§ INSTRUCTIONS
**A.** Set down word for word the portion of the HBase passage below that begins at the words "Blocks to cache" and stops after the words "of data written.".
**B.** Using the HBase passage below, answer these questions:
(i) What two cache structures does HBase maintain?
(ii) What access cost does the skiplist structure in the MemStore have?
(iii) What are the four varieties of HBase blocks?
**C.** Carry the HBase passage below forward from its final sentence.

§ DOCUMENT PASSAGE
-=-=-

Edit: The sequel post, BlockCache Showdown is now available!
HBase is a distributed database built around the core concepts of an ordered
write log and a log-structured merge tree. As with any database, optimized I/O
is a critical concern to HBase. When possible, the priority is to not perform
any I/O at all. This means that memory utilization and caching structures are
of utmost importance. To this end, HBase maintains two cache structures: the
“memory store” and the “block cache”. Memory store, implemented as the
MemStore
, accumulates data edits as they’re received, buffering
them in memory 1. The block cache, an implementation of the
BlockCache
interface, keeps data blocks resident in memory
after they’re read.
The MemStore
is important for accessing recent edits. Without the MemStore
,
accessing that data as it was written into the write log would require reading
and deserializing entries back out of that file, at least a O(n)
operation.
Instead, MemStore
maintains a skiplist structure, which enjoys a O(log n)
access cost and requires no disk I/O. The MemStore
contains just a tiny piece
of the data stored in HBase, however.
Servicing reads from the BlockCache
is the primary mechanism through which
HBase is able to serve random reads with millisecond latency. When a data block
is read from HDFS, it is cached in the BlockCache
. Subsequent reads of
neighboring data – data from the same block – do not suffer the I/O penalty
of again retrieving that data from disk 2. It is the
BlockCache
that will be the remaining focus of this post.
Blocks to cache
Before understanding the BlockCache
, it helps to understand what exactly an
HBase “block” is. In the HBase context, a block is a single unit of I/O. When
writing data out to an HFile, the block is the smallest unit of data written.
Likewise, a single block is the smallest amount of data HBase can read back out
of an HFile. Be careful not to confuse an HBase block with an HDFS block, or
with the blocks of the underlying file system – these are all different
3.
HBase blocks come in 4 varieties: DATA
, META
, INDEX
, and
BLOOM
.
DATA
blocks store user data. When the BLOCKSIZE
is specified for a column
family, it is a hint for this kind of block. Mind you, it’s only a hint. While
flushing the MemStore
, HBase will do its best to honor this guideline. After
each Cell
is written, the writer checks if the amount written is >= the
target BLOCKSIZE
. If so, it’ll close the current block and start the next
one 4.

-=-=-

§ INFORMATION SUPPLIED
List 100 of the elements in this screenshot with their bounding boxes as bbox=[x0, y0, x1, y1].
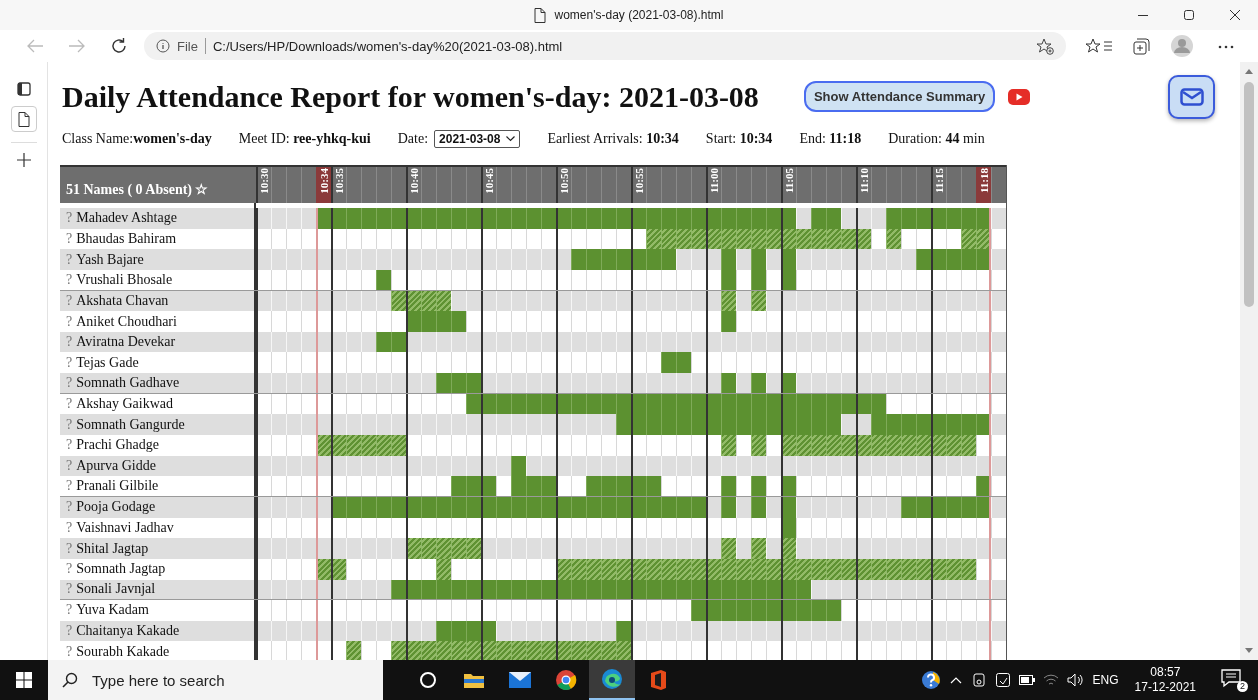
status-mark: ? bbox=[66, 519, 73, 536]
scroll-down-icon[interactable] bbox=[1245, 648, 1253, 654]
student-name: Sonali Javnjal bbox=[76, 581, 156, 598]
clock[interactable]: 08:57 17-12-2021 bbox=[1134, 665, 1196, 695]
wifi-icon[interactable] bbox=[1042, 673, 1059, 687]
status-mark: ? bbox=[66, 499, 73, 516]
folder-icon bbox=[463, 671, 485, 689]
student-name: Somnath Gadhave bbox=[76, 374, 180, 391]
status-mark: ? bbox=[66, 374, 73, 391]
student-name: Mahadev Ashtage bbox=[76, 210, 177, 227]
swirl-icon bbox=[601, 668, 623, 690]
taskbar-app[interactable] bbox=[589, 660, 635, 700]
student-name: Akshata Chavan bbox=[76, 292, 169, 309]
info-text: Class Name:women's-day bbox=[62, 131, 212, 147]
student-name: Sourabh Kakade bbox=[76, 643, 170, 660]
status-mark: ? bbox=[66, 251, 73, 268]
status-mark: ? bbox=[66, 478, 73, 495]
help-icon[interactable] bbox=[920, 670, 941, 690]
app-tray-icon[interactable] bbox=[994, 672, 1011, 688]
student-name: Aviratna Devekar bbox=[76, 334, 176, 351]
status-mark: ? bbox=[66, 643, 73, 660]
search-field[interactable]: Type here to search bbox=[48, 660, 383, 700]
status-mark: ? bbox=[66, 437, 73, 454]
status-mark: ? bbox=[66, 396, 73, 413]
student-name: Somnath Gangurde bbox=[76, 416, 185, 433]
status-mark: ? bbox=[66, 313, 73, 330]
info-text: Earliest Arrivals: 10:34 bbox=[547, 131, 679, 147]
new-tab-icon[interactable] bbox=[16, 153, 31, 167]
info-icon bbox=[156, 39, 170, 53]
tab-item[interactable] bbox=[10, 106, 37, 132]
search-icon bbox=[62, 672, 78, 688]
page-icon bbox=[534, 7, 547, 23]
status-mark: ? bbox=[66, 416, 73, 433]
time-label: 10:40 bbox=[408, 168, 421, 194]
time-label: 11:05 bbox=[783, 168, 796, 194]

-=-=-

§ ANSWERS BY TASK
**A.**
Blocks to cache
Before understanding the BlockCache
, it helps to understand what exactly an
HBase “block” is. In the HBase context, a block is a single unit of I/O. When
writing data out to an HFile, the block is the smallest unit of data written.

**B.**
(i) The "memory store" and the "block cache".
(ii) O(log n).
(iii) DATA, META, INDEX, and BLOOM.

**C.**
INDEX
and BLOOM
blocks serve the same goal; both are used to speed up the
read path. INDEX
blocks provide an index over the Cell
s contained in the
DATA
blocks. BLOOM
blocks contain a bloom filter over the
same data. The index allows the reader to quickly know where a Cell
should be
stored. The filter tells the reader when a Cell
is definitely absent from the
data.
Finally, META
blocks store information about the HFile itself and other
sundry information – metadata, as you might expect. A more comprehensive
overview of the HFile formats and the roles of various block types is provided
in Apache HBase I/O - HFile.
HBase BlockCache and its implementations
There is a single BlockCache
instance in a region server, which means all
data from all regions hosted by that server share the same cache pool
5. The BlockCache
is instantiated at region server startup
and is retained for the entire lifetime of the process. Traditionally, HBase
provided only a single BlockCache
implementation: the
LruBlockCache
. The 0.92 release introduced the first
alternative in HBASE-4027: the SlabCache
. HBase
0.96 introduced another option via HBASE-7404, called the
BucketCache
.
The key difference between the tried-and-true LruBlockCache
and these
alternatives is the way they manage memory. Specifically, LruBlockCache
is a
data structure that resides entirely on the JVM heap, while the other two are
able to take advantage of memory from outside of the JVM heap. This is an
important distinction because JVM heap memory is managed by the JVM Garbage
Collector, while the others are not. In the cases of SlabCache
and
BucketCache
, the idea is to reduce the GC pressure experienced by the region
server process by reducing the number of objects retained on the heap.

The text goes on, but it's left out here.